● **DOCUMENT SEGMENT**:
####################

Last Call Review of draft-ietf-opsec-vpn-leakages-02

Request Review of draft-ietf-opsec-vpn-leakages
Requested rev. no specific revision (document currently at 06)
Type Last Call Review
Team Ops Directorate (opsdir)
Deadline 2014-02-18
Requested 2013-12-02
Authors Fernando Gont
Draft last updated 2014-02-16
Completed reviews Genart Last Call review of -02 by Russ Housley (diff)
Genart Telechat review of -03 by Russ Housley (diff)
Genart Telechat review of -04 by Russ Housley (diff)
Secdir Last Call review of -02 by Kathleen Moriarty (diff)
Opsdir Last Call review of -02 by Dan Romascanu (diff)
Assignment Reviewer Dan Romascanu 
State Completed
Review review-ietf-opsec-vpn-leakages-02-opsdir-lc-romascanu-2014-02-16
Reviewed rev. 02 (document currently at 06)
Review result Has Nits
Review completed: 2014-02-16



I am the assigned OPS-DIR reviewer for draft-ietf-opsec-vpn-leakages-02. The OPS-DIR review have as principal goal helping the OPS ADs in their evaluation and balloting of documents at IESG reviews. Please consider these comments together with the other IETF Last Call comments.

####################

(Saved entries)

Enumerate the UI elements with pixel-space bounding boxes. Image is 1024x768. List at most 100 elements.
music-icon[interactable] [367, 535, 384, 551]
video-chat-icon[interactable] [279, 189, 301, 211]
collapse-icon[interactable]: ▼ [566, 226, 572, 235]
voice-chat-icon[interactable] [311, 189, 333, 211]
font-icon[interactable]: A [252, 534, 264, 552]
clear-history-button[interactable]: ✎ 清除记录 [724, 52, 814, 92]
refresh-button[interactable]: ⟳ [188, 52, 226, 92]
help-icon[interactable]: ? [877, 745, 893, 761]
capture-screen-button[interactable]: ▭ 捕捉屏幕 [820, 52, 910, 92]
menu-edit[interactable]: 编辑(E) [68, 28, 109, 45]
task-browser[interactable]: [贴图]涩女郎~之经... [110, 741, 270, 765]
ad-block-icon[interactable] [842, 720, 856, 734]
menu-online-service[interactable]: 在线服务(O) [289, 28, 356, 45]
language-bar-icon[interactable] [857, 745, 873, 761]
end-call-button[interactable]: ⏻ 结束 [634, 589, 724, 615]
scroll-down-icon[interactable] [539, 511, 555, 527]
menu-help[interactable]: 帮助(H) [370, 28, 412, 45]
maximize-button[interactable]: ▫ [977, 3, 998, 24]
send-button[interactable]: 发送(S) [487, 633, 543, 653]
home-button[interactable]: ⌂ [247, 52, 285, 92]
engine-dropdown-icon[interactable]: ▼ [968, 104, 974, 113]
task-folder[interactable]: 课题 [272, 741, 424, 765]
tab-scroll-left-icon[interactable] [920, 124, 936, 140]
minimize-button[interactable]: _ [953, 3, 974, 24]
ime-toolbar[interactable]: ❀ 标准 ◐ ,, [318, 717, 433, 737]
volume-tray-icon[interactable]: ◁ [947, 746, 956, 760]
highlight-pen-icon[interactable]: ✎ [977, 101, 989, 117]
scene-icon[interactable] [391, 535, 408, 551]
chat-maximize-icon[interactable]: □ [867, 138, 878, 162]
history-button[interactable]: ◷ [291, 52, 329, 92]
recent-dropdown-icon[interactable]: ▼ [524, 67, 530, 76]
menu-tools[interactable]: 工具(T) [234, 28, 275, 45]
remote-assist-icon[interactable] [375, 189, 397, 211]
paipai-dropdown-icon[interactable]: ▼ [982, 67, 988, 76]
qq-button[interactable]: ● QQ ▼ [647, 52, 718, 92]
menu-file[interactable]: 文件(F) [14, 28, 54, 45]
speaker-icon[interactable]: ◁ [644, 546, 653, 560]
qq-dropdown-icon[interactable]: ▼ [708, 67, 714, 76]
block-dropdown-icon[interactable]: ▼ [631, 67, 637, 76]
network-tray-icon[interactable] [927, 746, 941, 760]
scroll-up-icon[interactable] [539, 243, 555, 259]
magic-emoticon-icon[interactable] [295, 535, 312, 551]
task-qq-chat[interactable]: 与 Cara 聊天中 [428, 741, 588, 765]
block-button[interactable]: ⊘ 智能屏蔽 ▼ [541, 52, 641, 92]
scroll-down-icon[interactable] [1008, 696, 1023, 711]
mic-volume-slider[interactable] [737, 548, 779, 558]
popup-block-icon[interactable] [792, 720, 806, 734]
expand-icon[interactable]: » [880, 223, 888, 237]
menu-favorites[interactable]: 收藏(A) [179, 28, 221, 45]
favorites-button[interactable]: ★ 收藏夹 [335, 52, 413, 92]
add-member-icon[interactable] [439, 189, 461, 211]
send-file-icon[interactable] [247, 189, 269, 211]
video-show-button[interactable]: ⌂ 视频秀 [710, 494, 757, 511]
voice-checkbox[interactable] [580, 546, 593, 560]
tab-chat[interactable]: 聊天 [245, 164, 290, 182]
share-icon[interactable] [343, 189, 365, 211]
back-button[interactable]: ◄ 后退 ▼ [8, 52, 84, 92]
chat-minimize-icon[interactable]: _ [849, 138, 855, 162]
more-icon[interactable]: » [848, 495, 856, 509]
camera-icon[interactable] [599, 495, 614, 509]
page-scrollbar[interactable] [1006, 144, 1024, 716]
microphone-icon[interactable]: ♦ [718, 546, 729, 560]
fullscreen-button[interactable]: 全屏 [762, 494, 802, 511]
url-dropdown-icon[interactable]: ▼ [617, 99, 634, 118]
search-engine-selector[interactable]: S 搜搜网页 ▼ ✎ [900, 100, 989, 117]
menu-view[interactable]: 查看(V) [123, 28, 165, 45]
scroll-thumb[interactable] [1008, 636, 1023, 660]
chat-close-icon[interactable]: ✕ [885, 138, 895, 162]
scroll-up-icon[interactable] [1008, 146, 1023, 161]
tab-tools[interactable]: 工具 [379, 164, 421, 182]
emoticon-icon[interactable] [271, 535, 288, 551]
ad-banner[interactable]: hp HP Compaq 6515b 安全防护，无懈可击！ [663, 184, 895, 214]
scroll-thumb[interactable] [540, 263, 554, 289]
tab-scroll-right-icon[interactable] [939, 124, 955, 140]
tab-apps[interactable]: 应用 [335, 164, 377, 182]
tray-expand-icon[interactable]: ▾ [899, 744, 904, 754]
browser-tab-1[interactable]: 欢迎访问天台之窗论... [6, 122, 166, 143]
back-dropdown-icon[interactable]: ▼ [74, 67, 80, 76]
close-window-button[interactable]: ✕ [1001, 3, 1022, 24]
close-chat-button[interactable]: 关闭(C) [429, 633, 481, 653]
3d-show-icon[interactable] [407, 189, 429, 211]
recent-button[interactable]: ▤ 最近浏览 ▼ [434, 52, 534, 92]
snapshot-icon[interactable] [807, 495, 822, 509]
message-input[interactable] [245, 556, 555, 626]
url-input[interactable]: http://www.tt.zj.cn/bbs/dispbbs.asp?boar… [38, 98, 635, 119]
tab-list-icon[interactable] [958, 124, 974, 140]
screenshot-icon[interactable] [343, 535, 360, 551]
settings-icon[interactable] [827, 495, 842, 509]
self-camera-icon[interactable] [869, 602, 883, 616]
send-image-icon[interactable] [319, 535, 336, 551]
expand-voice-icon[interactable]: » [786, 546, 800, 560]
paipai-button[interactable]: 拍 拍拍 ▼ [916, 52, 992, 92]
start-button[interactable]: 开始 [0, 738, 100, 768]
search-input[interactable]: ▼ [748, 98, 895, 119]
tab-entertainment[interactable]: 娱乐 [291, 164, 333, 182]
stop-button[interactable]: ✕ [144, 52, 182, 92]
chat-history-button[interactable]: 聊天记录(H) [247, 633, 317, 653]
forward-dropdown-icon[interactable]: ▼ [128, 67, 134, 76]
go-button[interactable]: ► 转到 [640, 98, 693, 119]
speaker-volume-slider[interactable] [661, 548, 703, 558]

####################

● **REQUIREMENT 1**: Please list each review team that the review page names under "Completed reviews."
● **REQUIREMENT 2**: What review result does the review page record for Dan Romascanu's review?
None of the rows above are needed here.

● **EXPECTED ANSWER 1**: Genart, Secdir, Opsdir

● **EXPECTED ANSWER 2**: Has Nits